>> start Data records

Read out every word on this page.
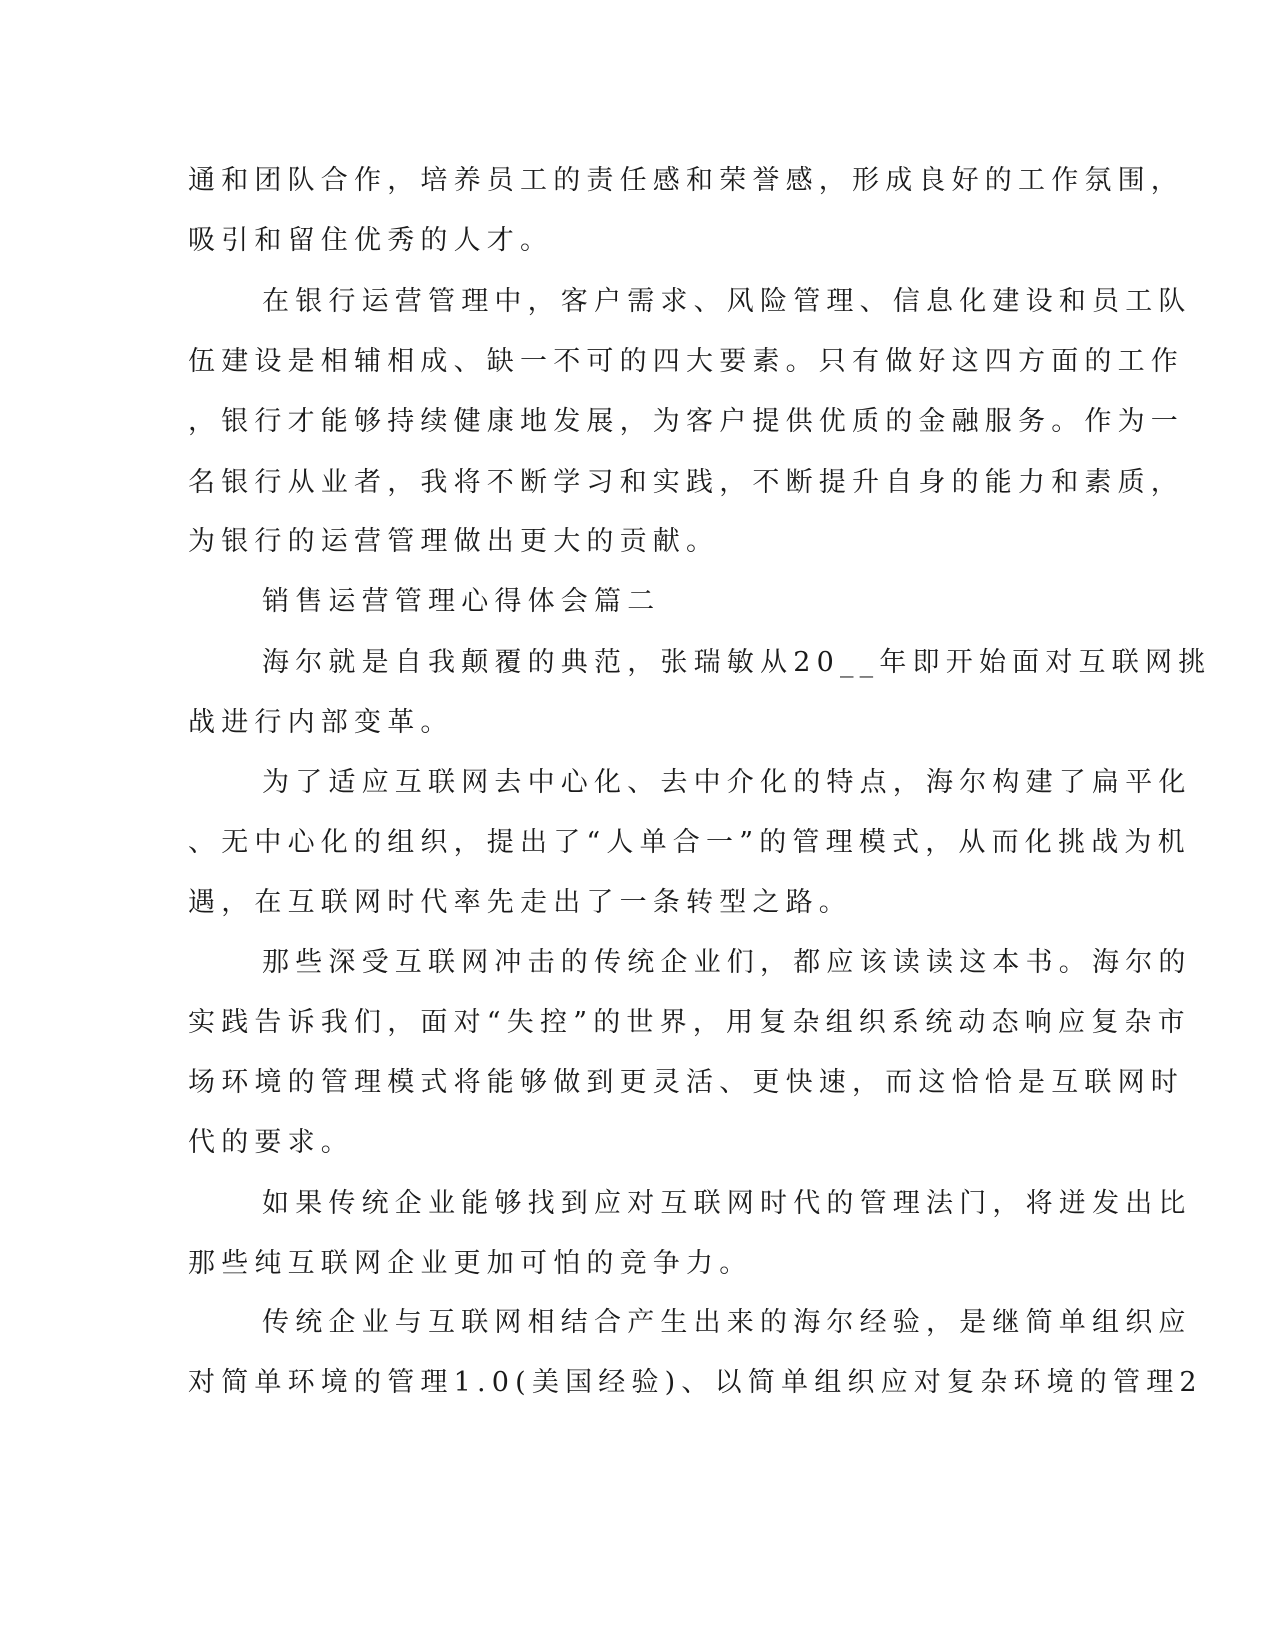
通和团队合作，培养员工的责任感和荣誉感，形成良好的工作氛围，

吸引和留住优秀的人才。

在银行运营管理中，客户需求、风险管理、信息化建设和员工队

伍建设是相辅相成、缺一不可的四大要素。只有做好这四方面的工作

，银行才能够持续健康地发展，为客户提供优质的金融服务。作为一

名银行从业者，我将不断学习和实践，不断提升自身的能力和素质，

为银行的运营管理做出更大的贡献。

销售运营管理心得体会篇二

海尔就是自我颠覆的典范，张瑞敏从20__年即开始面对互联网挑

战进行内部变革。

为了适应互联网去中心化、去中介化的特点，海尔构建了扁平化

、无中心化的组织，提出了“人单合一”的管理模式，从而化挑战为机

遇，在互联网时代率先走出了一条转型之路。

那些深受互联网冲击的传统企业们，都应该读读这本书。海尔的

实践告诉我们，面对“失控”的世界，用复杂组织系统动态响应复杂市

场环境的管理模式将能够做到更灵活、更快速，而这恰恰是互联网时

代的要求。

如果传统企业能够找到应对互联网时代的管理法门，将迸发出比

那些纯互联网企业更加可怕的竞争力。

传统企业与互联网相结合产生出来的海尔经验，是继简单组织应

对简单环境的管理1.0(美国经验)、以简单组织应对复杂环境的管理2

>> end Data records

## [Goal]
Exact duplication of all the records is required; pictures are omitted from the copy.

## [Task solution]
Read out every word on this page.
通和团队合作，培养员工的责任感和荣誉感，形成良好的工作氛围，

吸引和留住优秀的人才。

在银行运营管理中，客户需求、风险管理、信息化建设和员工队

伍建设是相辅相成、缺一不可的四大要素。只有做好这四方面的工作

，银行才能够持续健康地发展，为客户提供优质的金融服务。作为一

名银行从业者，我将不断学习和实践，不断提升自身的能力和素质，

为银行的运营管理做出更大的贡献。

销售运营管理心得体会篇二

海尔就是自我颠覆的典范，张瑞敏从20__年即开始面对互联网挑

战进行内部变革。

为了适应互联网去中心化、去中介化的特点，海尔构建了扁平化

、无中心化的组织，提出了“人单合一”的管理模式，从而化挑战为机

遇，在互联网时代率先走出了一条转型之路。

那些深受互联网冲击的传统企业们，都应该读读这本书。海尔的

实践告诉我们，面对“失控”的世界，用复杂组织系统动态响应复杂市

场环境的管理模式将能够做到更灵活、更快速，而这恰恰是互联网时

代的要求。

如果传统企业能够找到应对互联网时代的管理法门，将迸发出比

那些纯互联网企业更加可怕的竞争力。

传统企业与互联网相结合产生出来的海尔经验，是继简单组织应

对简单环境的管理1.0(美国经验)、以简单组织应对复杂环境的管理2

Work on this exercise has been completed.